# [Stated task]
Go through the entries below and pick out every line with "Blur".

# [Data lines]
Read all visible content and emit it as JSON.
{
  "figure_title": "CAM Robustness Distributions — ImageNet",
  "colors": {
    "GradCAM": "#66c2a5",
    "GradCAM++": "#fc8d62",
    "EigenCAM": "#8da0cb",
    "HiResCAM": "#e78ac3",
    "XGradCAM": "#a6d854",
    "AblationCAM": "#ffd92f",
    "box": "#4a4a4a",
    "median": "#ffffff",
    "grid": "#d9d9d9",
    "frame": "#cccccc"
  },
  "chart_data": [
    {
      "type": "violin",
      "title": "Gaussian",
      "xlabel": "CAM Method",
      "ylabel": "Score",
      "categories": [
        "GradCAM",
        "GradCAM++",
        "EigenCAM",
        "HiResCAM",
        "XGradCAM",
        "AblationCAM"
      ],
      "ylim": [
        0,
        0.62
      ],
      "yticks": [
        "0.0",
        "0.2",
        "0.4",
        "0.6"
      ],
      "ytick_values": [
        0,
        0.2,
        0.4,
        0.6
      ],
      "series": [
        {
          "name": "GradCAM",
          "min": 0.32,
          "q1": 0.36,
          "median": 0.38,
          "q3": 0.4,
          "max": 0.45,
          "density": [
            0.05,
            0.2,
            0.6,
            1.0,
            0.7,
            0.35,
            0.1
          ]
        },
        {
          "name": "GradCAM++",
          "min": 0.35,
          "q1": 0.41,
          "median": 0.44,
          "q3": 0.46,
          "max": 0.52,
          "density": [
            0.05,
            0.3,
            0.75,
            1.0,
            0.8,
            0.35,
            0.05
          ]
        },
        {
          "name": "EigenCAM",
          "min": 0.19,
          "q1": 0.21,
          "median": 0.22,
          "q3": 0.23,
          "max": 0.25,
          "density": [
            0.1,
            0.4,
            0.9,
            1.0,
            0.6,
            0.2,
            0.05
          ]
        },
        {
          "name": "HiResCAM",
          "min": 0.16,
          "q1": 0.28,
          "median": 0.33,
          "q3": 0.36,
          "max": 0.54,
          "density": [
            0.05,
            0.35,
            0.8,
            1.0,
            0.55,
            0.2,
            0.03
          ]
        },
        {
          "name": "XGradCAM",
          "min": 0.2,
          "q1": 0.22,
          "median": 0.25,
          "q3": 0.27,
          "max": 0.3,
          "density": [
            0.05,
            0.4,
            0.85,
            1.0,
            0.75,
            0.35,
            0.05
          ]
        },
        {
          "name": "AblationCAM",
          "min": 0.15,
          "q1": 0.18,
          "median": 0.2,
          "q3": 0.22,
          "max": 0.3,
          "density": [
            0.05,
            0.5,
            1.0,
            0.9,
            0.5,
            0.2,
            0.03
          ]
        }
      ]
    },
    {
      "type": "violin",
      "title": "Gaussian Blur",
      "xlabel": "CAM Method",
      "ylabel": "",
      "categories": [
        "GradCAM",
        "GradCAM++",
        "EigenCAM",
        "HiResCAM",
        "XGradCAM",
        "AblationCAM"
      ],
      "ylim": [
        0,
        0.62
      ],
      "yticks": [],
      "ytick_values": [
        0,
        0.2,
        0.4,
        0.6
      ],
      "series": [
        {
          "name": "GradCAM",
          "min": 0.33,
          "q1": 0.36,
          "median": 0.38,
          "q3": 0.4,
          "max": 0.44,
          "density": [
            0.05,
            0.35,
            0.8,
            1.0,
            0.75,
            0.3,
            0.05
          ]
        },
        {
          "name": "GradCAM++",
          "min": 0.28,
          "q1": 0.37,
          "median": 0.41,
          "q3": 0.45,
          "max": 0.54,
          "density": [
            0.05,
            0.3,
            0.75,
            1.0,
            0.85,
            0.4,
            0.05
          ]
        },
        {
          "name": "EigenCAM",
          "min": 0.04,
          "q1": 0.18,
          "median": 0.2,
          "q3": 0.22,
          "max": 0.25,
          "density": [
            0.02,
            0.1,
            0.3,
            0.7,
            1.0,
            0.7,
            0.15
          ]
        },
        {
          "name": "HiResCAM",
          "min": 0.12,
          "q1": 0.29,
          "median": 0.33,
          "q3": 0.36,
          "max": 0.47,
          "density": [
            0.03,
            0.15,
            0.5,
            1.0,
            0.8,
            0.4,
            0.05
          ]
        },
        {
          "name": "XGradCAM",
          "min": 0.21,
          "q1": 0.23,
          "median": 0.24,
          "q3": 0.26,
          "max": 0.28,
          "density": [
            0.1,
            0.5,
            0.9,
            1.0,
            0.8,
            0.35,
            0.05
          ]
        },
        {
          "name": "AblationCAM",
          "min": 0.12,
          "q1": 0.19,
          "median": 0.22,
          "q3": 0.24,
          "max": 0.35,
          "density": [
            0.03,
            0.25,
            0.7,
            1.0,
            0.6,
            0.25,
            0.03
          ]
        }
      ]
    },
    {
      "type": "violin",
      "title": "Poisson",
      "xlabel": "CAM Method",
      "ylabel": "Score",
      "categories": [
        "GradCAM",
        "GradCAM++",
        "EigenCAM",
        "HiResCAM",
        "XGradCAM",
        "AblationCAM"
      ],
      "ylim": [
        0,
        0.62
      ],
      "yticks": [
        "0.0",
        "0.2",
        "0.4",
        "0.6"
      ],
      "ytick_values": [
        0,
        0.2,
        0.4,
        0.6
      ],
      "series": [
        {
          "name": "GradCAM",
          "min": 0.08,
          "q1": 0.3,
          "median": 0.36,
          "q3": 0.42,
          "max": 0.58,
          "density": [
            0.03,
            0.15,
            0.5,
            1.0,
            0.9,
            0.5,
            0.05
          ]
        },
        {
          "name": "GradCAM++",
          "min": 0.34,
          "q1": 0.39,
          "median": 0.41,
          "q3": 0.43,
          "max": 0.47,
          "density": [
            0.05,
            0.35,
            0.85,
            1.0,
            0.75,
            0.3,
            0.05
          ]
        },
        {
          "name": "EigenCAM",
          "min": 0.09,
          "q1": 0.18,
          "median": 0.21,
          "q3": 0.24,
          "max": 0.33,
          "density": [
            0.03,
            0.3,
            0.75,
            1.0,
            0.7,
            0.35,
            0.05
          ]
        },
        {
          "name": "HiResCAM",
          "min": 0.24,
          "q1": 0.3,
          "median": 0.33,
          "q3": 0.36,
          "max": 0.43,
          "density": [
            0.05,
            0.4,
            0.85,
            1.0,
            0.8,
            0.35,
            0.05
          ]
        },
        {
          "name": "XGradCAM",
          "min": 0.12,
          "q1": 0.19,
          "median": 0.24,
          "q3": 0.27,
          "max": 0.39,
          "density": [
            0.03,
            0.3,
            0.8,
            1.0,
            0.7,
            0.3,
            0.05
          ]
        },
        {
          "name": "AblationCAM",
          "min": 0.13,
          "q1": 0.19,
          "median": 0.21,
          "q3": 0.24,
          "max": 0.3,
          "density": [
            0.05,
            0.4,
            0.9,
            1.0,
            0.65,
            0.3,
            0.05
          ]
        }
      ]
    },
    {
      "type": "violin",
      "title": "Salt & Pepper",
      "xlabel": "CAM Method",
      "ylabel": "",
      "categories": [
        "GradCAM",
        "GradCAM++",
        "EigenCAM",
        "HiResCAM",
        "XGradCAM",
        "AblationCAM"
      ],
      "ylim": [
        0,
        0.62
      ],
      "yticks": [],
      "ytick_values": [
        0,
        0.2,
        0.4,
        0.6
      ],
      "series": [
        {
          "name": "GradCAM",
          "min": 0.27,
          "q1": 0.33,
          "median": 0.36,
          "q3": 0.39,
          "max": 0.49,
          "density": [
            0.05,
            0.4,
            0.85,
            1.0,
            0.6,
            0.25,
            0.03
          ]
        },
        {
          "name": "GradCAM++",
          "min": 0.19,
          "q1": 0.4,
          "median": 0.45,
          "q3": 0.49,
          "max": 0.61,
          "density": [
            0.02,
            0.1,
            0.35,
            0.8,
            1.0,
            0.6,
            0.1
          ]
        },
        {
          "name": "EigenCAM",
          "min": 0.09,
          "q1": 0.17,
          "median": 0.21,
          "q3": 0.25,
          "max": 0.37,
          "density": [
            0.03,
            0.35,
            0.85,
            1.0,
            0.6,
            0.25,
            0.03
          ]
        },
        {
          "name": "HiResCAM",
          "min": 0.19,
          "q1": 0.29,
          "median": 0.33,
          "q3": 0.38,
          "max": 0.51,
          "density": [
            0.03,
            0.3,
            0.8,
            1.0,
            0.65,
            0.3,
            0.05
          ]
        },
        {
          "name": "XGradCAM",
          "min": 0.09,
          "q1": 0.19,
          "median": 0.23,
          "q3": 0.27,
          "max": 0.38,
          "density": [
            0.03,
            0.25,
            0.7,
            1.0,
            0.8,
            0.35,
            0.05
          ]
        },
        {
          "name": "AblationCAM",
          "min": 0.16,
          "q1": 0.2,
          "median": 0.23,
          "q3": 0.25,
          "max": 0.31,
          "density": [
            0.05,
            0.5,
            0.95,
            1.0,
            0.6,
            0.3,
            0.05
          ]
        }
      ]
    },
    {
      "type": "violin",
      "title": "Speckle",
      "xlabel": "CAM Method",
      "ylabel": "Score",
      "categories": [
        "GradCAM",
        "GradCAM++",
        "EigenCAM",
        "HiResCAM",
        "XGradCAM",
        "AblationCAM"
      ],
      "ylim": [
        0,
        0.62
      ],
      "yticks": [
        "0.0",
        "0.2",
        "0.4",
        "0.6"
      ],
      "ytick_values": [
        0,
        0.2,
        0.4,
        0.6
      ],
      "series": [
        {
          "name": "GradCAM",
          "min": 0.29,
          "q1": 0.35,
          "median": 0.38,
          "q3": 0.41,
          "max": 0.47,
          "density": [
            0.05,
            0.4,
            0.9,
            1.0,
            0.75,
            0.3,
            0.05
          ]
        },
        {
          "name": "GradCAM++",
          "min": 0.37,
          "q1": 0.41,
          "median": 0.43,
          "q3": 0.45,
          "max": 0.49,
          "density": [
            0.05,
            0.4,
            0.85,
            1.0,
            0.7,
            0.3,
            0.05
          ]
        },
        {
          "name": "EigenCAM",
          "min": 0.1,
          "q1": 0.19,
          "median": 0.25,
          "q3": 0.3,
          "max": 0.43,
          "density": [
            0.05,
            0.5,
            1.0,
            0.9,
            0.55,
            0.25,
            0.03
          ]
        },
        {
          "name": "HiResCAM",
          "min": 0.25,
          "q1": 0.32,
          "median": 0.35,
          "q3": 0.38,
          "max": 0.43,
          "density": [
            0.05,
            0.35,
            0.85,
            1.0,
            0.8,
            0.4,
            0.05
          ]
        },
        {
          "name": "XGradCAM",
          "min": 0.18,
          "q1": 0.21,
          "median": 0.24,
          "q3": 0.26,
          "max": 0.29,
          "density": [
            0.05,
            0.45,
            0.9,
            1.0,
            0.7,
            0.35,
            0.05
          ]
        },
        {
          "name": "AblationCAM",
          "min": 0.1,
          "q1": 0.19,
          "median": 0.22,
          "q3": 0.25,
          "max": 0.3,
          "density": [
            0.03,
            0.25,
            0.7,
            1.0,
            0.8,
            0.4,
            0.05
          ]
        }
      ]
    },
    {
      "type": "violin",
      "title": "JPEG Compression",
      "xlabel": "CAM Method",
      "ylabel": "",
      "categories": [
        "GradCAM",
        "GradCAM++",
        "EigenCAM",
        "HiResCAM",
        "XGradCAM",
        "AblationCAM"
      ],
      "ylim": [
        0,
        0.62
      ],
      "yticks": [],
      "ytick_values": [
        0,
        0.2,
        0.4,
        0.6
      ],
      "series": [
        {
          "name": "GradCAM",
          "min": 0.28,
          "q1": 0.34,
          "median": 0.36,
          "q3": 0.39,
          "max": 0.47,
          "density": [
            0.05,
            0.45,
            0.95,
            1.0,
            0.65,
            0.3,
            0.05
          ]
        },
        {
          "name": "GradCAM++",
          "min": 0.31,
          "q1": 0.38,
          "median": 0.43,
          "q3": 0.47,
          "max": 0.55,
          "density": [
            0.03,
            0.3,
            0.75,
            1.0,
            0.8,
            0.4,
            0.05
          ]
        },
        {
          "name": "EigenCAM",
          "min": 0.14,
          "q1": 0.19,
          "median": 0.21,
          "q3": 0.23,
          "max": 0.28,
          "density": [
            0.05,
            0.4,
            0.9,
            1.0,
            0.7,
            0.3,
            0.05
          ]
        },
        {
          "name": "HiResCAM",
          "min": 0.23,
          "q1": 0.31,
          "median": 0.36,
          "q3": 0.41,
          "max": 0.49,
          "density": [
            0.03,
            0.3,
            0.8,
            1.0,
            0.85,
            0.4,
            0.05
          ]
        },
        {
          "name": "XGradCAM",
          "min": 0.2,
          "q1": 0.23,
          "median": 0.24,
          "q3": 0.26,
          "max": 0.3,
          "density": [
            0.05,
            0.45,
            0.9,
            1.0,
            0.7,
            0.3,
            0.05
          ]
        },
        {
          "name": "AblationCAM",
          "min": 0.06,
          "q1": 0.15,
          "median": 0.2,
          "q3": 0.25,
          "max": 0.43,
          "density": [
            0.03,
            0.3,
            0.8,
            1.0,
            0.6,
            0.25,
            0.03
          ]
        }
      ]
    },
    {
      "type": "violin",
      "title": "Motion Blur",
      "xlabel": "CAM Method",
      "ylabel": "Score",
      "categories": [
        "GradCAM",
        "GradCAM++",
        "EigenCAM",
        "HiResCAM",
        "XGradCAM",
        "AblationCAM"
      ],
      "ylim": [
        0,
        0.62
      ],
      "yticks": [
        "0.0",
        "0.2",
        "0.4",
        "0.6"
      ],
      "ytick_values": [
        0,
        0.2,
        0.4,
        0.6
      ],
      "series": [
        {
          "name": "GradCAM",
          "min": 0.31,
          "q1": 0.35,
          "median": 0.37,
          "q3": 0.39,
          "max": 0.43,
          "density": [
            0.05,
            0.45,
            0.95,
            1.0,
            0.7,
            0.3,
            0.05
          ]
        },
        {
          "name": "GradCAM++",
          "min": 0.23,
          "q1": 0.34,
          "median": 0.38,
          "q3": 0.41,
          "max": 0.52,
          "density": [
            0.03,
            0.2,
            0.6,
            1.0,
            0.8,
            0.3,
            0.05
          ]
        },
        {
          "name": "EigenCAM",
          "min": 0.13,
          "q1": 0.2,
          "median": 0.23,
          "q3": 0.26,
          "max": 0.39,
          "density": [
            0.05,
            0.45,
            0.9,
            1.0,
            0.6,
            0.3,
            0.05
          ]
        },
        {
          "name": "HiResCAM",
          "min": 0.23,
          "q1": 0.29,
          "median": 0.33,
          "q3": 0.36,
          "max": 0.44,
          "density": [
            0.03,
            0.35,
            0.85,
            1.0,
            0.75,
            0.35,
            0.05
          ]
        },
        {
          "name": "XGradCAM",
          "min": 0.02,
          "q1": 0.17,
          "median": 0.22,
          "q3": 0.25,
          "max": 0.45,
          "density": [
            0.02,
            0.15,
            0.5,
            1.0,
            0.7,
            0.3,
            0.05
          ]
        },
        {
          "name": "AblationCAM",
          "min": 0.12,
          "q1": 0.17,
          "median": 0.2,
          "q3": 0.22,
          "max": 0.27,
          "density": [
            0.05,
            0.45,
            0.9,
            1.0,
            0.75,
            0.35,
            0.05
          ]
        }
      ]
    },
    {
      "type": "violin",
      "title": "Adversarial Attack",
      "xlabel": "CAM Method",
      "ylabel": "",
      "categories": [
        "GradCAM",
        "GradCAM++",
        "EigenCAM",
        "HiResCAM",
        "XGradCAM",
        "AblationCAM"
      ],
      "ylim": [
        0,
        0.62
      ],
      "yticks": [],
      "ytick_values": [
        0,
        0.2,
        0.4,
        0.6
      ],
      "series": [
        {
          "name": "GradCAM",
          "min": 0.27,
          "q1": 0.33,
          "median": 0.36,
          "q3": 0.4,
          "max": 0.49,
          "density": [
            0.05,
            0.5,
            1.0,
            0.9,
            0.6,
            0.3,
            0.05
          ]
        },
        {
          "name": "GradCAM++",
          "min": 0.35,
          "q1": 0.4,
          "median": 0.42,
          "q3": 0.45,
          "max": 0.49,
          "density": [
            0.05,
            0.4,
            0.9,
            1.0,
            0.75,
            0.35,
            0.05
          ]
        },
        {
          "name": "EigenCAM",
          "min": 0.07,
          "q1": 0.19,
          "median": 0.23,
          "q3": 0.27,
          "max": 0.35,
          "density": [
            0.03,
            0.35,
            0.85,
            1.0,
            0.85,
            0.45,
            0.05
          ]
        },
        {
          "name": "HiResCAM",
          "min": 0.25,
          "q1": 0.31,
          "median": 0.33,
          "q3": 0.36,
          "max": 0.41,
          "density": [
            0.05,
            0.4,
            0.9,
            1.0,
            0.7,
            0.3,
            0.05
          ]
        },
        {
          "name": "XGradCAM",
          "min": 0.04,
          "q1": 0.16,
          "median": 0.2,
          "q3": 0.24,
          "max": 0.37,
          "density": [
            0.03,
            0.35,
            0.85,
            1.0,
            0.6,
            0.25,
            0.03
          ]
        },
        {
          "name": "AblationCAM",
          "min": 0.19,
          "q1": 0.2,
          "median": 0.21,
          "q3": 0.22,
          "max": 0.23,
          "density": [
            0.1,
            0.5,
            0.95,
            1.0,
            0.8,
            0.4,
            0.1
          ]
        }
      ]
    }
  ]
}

# [Exercise response]
      "title": "Gaussian Blur",
      "title": "Motion Blur",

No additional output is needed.